▶ **TASK DIRECTIONS**
Look through the data below. Collect every line where the word "factor" occurs.

▶ **ROWS**

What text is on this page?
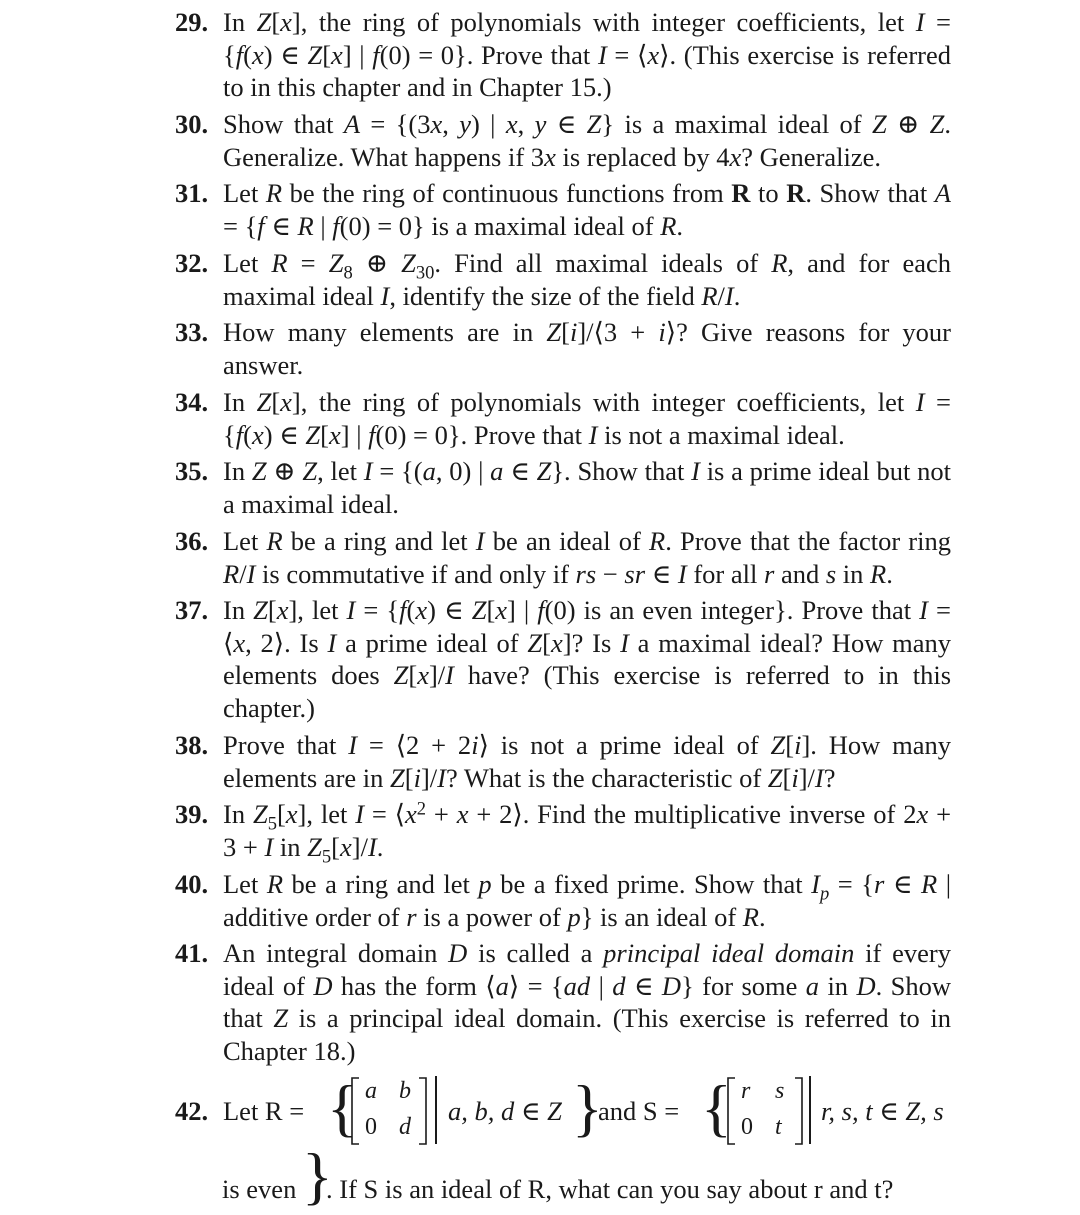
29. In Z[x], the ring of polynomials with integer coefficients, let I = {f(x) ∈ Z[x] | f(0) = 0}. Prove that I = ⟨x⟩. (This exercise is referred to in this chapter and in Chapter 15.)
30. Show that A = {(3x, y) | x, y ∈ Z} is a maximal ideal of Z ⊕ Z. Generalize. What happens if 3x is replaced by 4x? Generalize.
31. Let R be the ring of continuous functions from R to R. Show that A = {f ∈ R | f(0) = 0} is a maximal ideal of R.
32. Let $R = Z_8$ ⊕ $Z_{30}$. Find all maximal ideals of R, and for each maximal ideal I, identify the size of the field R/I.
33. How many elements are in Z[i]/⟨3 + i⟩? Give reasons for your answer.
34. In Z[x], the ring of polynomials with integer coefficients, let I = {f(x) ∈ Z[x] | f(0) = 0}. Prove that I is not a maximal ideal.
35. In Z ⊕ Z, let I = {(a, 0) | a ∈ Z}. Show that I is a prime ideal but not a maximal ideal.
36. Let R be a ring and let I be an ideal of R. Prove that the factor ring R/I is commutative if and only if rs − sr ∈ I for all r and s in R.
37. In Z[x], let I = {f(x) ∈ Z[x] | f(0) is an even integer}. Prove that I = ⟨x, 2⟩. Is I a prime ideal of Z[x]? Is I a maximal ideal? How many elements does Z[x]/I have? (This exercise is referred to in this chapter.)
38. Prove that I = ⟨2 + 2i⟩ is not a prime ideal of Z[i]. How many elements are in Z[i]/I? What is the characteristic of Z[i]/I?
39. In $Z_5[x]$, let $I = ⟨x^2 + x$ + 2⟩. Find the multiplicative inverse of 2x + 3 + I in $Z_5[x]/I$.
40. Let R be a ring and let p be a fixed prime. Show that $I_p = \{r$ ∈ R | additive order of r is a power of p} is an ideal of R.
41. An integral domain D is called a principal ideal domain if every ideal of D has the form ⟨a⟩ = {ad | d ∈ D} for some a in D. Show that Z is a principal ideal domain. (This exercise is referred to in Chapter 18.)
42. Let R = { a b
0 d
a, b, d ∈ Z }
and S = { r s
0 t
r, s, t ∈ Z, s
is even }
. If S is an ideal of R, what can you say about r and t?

---

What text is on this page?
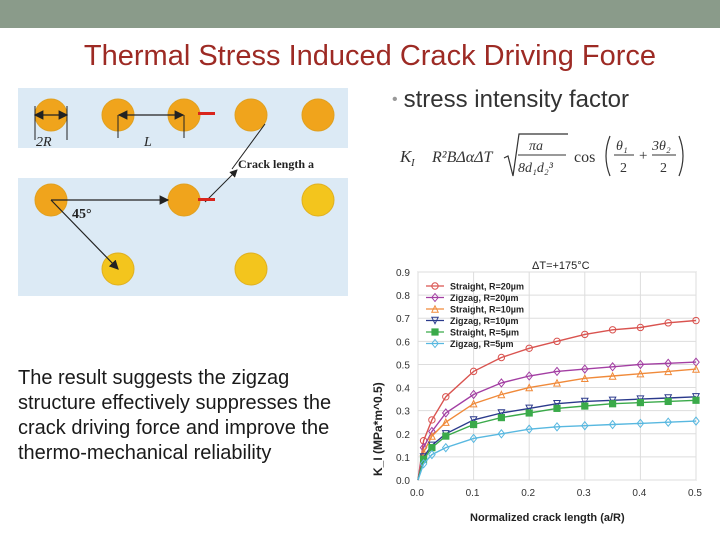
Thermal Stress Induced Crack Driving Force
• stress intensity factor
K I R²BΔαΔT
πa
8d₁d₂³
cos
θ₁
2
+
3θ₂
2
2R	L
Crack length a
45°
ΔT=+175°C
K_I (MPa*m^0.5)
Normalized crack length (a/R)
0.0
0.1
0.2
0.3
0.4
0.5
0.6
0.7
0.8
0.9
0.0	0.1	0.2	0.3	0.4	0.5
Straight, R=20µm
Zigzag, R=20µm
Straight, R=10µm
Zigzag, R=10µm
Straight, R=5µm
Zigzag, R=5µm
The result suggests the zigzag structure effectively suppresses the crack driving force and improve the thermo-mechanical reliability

▶ **WRITTEN RESPONSE**
36. Let R be a ring and let I be an ideal of R. Prove that the factor ring R/I is commutative if and only if rs − sr ∈ I for all r and s in R.
• stress intensity factor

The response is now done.